The records that follow are to be repeated exactly, with the pictures removed.

----

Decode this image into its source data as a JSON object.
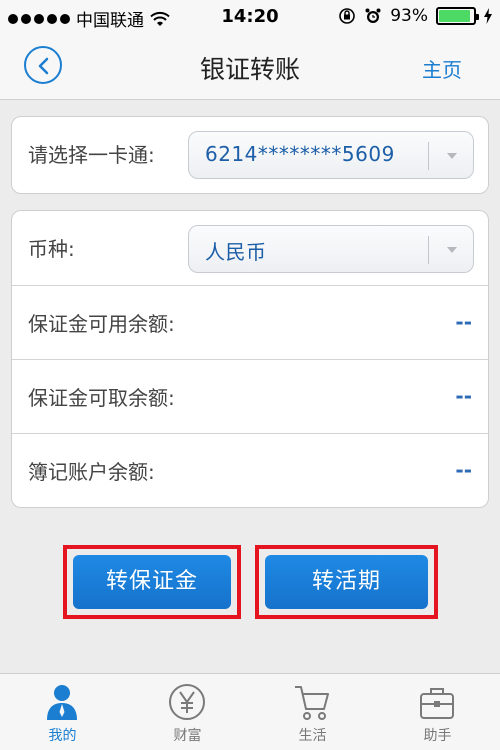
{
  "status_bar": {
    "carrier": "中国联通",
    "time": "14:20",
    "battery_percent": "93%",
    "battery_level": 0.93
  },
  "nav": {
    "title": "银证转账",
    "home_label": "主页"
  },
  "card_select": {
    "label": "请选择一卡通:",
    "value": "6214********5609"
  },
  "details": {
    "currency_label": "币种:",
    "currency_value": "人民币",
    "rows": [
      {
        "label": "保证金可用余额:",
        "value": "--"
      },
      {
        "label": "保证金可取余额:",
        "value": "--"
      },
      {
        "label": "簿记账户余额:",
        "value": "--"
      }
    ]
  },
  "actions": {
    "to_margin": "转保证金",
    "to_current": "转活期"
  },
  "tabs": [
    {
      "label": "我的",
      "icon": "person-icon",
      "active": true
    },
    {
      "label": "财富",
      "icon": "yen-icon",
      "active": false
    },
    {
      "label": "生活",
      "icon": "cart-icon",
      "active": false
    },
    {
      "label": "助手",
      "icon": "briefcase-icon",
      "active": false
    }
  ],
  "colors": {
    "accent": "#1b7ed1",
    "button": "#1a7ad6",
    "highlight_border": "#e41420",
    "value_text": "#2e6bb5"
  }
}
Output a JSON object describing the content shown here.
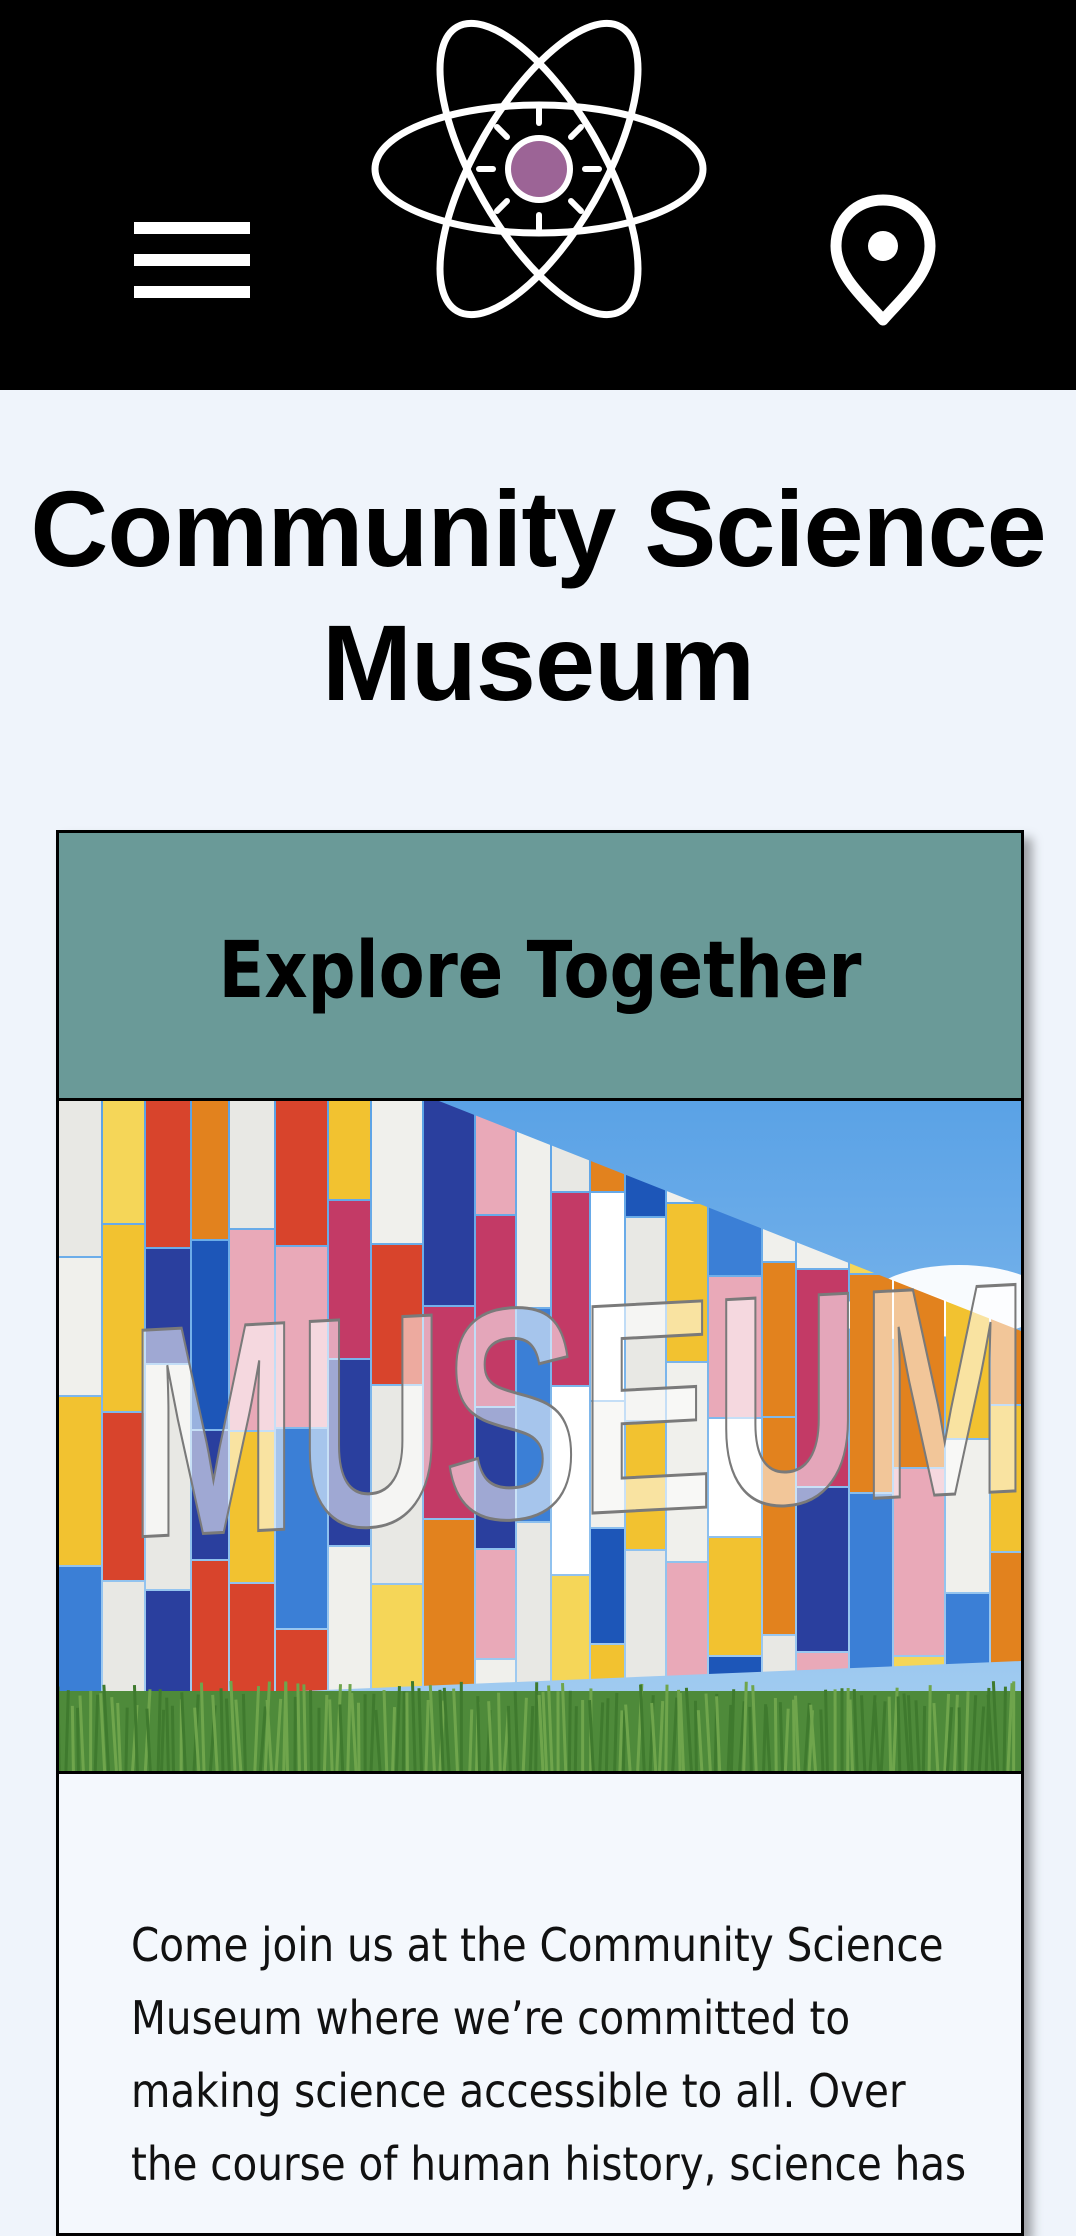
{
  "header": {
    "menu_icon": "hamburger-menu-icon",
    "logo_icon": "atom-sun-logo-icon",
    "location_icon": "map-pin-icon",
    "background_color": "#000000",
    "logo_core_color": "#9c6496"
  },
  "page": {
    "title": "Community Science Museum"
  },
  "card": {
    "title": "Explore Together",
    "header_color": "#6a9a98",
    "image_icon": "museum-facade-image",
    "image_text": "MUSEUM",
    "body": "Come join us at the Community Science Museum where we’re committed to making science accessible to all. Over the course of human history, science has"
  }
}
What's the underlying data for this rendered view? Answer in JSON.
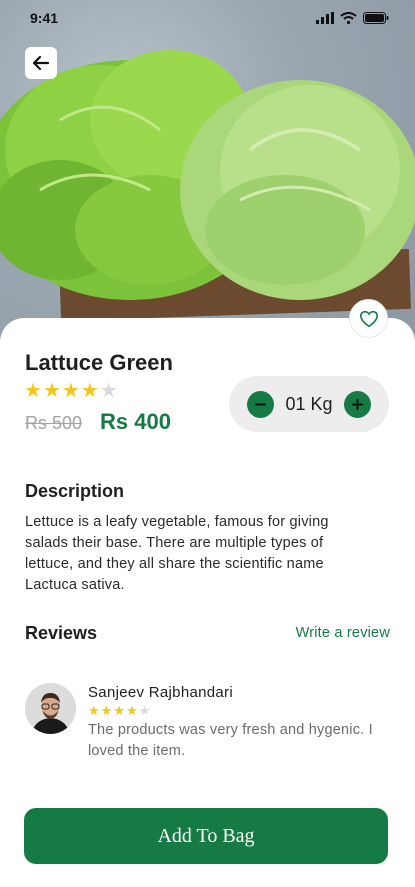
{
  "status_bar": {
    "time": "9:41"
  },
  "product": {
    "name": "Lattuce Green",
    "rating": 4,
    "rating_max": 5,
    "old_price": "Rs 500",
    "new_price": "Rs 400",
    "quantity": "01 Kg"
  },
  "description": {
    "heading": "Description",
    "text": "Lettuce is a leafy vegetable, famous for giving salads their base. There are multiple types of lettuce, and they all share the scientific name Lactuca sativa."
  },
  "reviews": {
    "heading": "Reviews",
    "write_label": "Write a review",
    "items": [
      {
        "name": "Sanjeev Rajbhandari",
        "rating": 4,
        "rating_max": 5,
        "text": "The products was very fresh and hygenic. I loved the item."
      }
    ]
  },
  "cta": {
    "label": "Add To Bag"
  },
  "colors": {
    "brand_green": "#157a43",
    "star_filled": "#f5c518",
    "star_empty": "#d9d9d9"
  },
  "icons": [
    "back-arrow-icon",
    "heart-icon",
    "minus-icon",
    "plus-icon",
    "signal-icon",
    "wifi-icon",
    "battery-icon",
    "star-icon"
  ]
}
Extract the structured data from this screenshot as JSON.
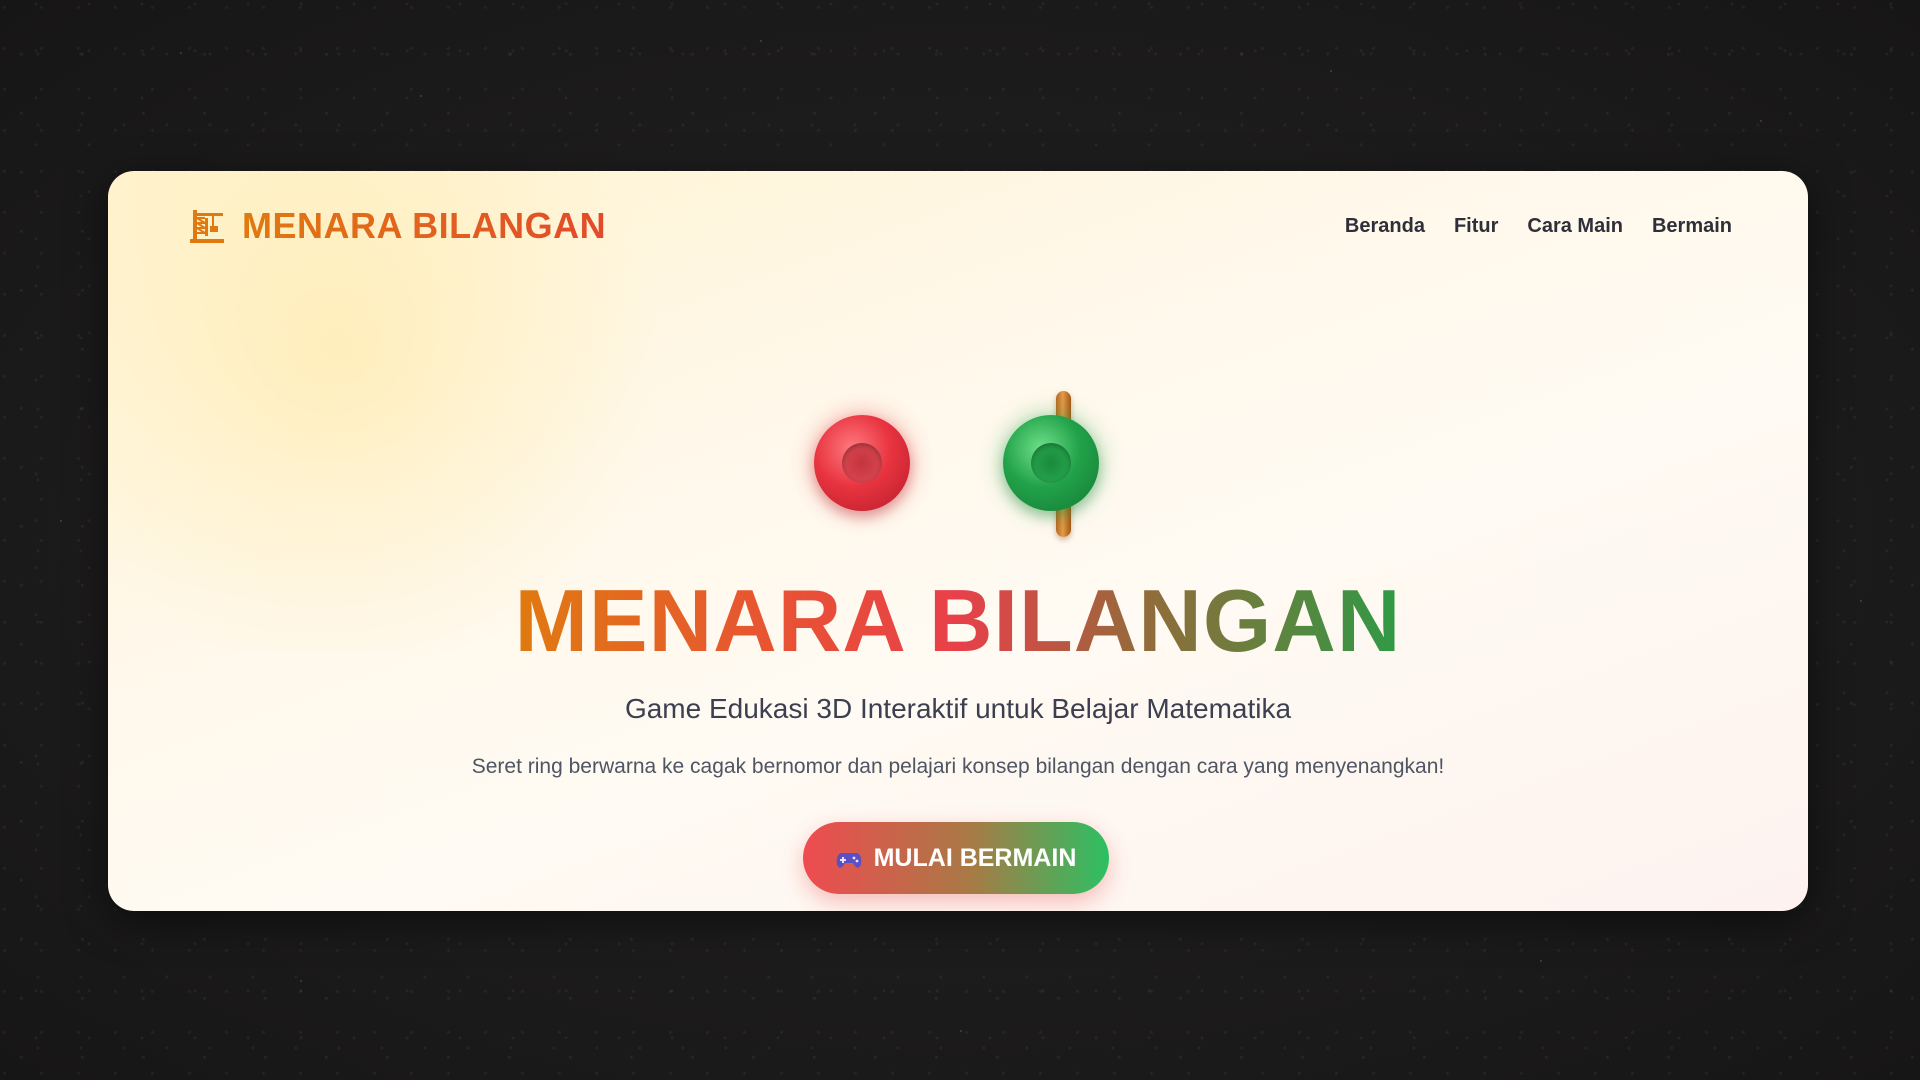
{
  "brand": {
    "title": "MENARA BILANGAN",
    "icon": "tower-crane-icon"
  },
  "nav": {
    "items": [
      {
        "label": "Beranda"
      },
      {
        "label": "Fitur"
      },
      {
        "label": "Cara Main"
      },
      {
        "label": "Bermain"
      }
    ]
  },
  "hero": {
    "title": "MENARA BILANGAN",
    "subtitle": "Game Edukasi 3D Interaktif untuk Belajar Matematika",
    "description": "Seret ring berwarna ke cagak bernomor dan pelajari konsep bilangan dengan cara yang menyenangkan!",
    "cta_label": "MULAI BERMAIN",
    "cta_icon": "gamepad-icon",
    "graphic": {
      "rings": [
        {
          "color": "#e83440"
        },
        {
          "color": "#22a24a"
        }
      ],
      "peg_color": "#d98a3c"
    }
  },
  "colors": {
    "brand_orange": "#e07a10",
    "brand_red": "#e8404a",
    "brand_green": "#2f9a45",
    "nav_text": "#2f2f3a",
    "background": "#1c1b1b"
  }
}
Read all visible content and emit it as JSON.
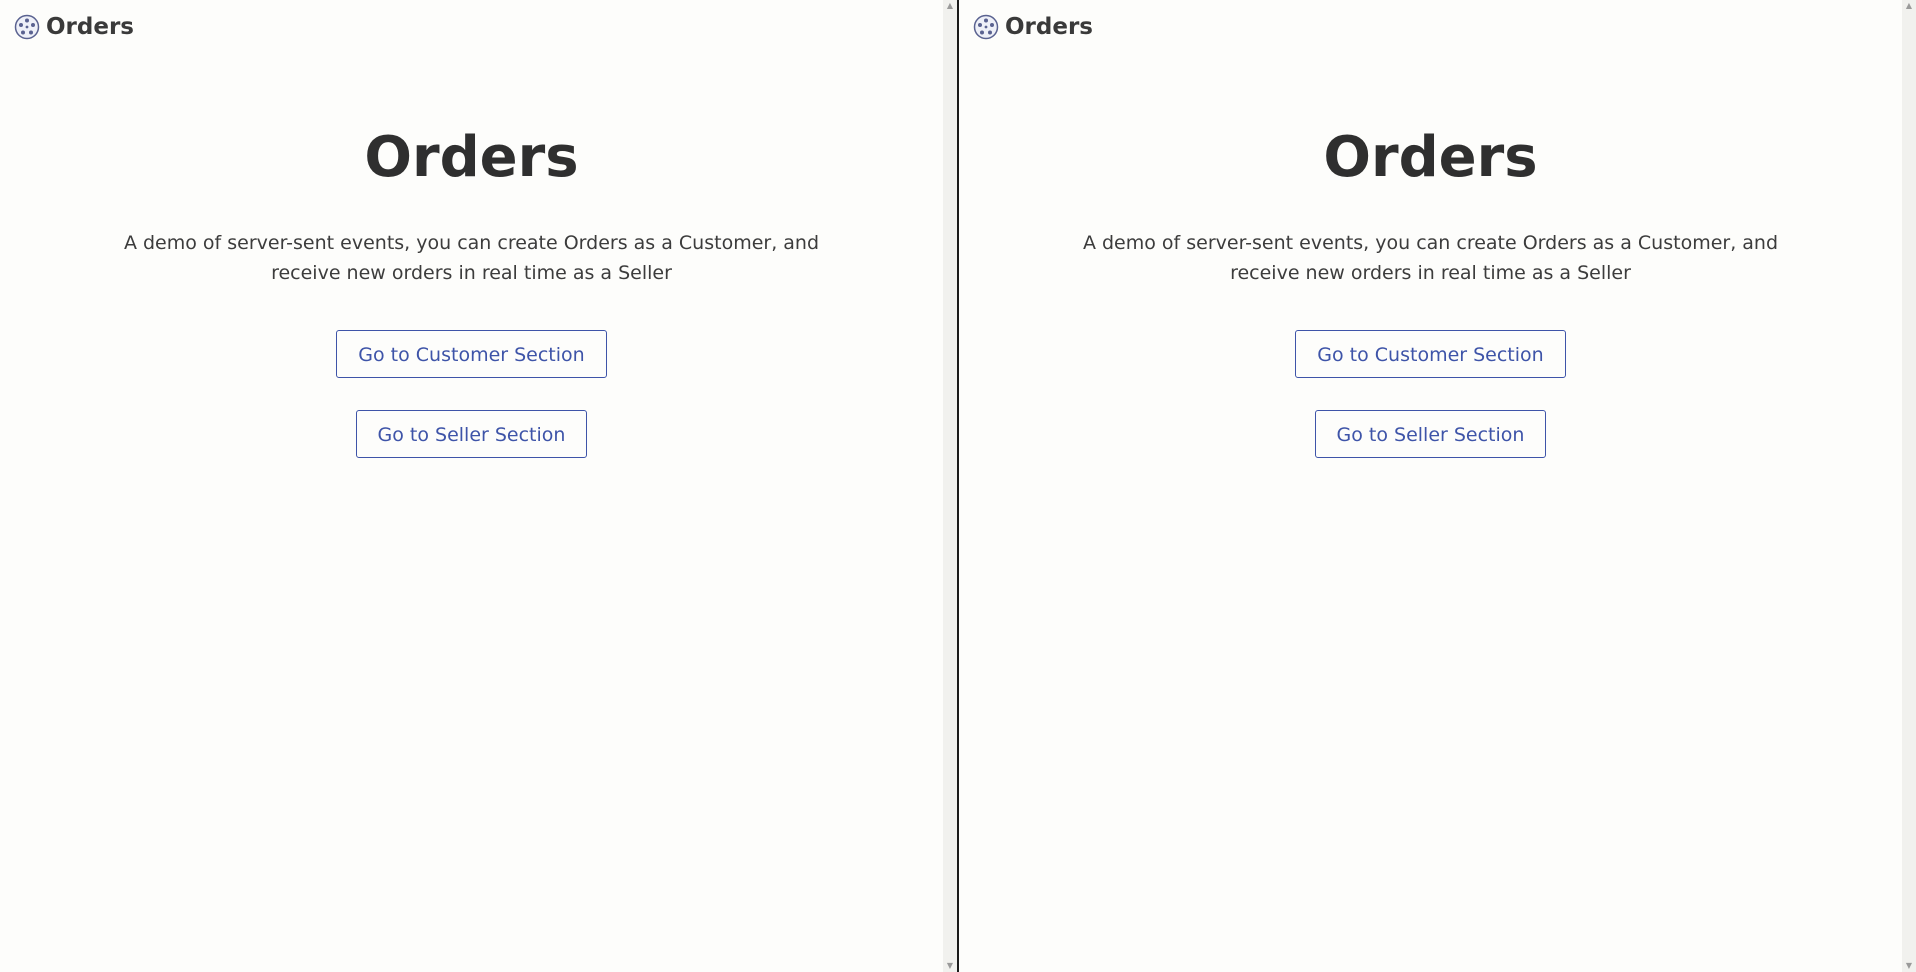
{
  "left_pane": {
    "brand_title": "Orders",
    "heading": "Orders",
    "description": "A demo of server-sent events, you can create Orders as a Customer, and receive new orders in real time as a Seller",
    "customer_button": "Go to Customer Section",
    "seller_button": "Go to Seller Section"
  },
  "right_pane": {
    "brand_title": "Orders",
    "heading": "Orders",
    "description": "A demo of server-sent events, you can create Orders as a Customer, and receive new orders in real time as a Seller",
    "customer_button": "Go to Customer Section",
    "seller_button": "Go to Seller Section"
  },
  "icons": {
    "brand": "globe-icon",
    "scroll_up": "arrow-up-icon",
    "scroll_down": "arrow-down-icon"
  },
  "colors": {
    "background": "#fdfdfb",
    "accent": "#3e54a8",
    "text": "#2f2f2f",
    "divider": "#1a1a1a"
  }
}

----

TASK OUTPUT>
Decode this image into its source data as a JSON object.
{
  "status_bar": {
    "carrier": "中国联通",
    "time": "14:20",
    "battery_percent": "93%",
    "battery_level": 0.93
  },
  "nav": {
    "title": "银证转账",
    "home_label": "主页"
  },
  "card_select": {
    "label": "请选择一卡通:",
    "value": "6214********5609"
  },
  "details": {
    "currency_label": "币种:",
    "currency_value": "人民币",
    "rows": [
      {
        "label": "保证金可用余额:",
        "value": "--"
      },
      {
        "label": "保证金可取余额:",
        "value": "--"
      },
      {
        "label": "簿记账户余额:",
        "value": "--"
      }
    ]
  },
  "actions": {
    "to_margin": "转保证金",
    "to_current": "转活期"
  },
  "tabs": [
    {
      "label": "我的",
      "icon": "person-icon",
      "active": true
    },
    {
      "label": "财富",
      "icon": "yen-icon",
      "active": false
    },
    {
      "label": "生活",
      "icon": "cart-icon",
      "active": false
    },
    {
      "label": "助手",
      "icon": "briefcase-icon",
      "active": false
    }
  ],
  "colors": {
    "accent": "#1b7ed1",
    "button": "#1a7ad6",
    "highlight_border": "#e41420",
    "value_text": "#2e6bb5"
  }
}
Output a JSON object describing the content shown here.
{
  "header": {
    "menu_icon": "hamburger-menu-icon",
    "logo_icon": "atom-sun-logo-icon",
    "location_icon": "map-pin-icon",
    "background_color": "#000000",
    "logo_core_color": "#9c6496"
  },
  "page": {
    "title": "Community Science Museum"
  },
  "card": {
    "title": "Explore Together",
    "header_color": "#6a9a98",
    "image_icon": "museum-facade-image",
    "image_text": "MUSEUM",
    "body": "Come join us at the Community Science Museum where we’re committed to making science accessible to all. Over the course of human history, science has"
  }
}
What's the underlying data for this rendered view? Answer in JSON.
{
  "status_bar": {
    "time": "9:41"
  },
  "product": {
    "name": "Lattuce Green",
    "rating": 4,
    "rating_max": 5,
    "old_price": "Rs 500",
    "new_price": "Rs 400",
    "quantity": "01 Kg"
  },
  "description": {
    "heading": "Description",
    "text": "Lettuce is a leafy vegetable, famous for giving salads their base. There are multiple types of lettuce, and they all share the scientific name Lactuca sativa."
  },
  "reviews": {
    "heading": "Reviews",
    "write_label": "Write a review",
    "items": [
      {
        "name": "Sanjeev Rajbhandari",
        "rating": 4,
        "rating_max": 5,
        "text": "The products was very fresh and hygenic. I loved the item."
      }
    ]
  },
  "cta": {
    "label": "Add To Bag"
  },
  "colors": {
    "brand_green": "#157a43",
    "star_filled": "#f5c518",
    "star_empty": "#d9d9d9"
  },
  "icons": [
    "back-arrow-icon",
    "heart-icon",
    "minus-icon",
    "plus-icon",
    "signal-icon",
    "wifi-icon",
    "battery-icon",
    "star-icon"
  ]
}
Extract the structured data from this screenshot as JSON.
{
  "brand": {
    "title": "MENARA BILANGAN",
    "icon": "tower-crane-icon"
  },
  "nav": {
    "items": [
      {
        "label": "Beranda"
      },
      {
        "label": "Fitur"
      },
      {
        "label": "Cara Main"
      },
      {
        "label": "Bermain"
      }
    ]
  },
  "hero": {
    "title": "MENARA BILANGAN",
    "subtitle": "Game Edukasi 3D Interaktif untuk Belajar Matematika",
    "description": "Seret ring berwarna ke cagak bernomor dan pelajari konsep bilangan dengan cara yang menyenangkan!",
    "cta_label": "MULAI BERMAIN",
    "cta_icon": "gamepad-icon",
    "graphic": {
      "rings": [
        {
          "color": "#e83440"
        },
        {
          "color": "#22a24a"
        }
      ],
      "peg_color": "#d98a3c"
    }
  },
  "colors": {
    "brand_orange": "#e07a10",
    "brand_red": "#e8404a",
    "brand_green": "#2f9a45",
    "nav_text": "#2f2f3a",
    "background": "#1c1b1b"
  }
}
Read all visible content and emit it as JSON.
{
  "left_pane": {
    "brand_title": "Orders",
    "heading": "Orders",
    "description": "A demo of server-sent events, you can create Orders as a Customer, and receive new orders in real time as a Seller",
    "customer_button": "Go to Customer Section",
    "seller_button": "Go to Seller Section"
  },
  "right_pane": {
    "brand_title": "Orders",
    "heading": "Orders",
    "description": "A demo of server-sent events, you can create Orders as a Customer, and receive new orders in real time as a Seller",
    "customer_button": "Go to Customer Section",
    "seller_button": "Go to Seller Section"
  },
  "icons": {
    "brand": "globe-icon",
    "scroll_up": "arrow-up-icon",
    "scroll_down": "arrow-down-icon"
  },
  "colors": {
    "background": "#fdfdfb",
    "accent": "#3e54a8",
    "text": "#2f2f2f",
    "divider": "#1a1a1a"
  }
}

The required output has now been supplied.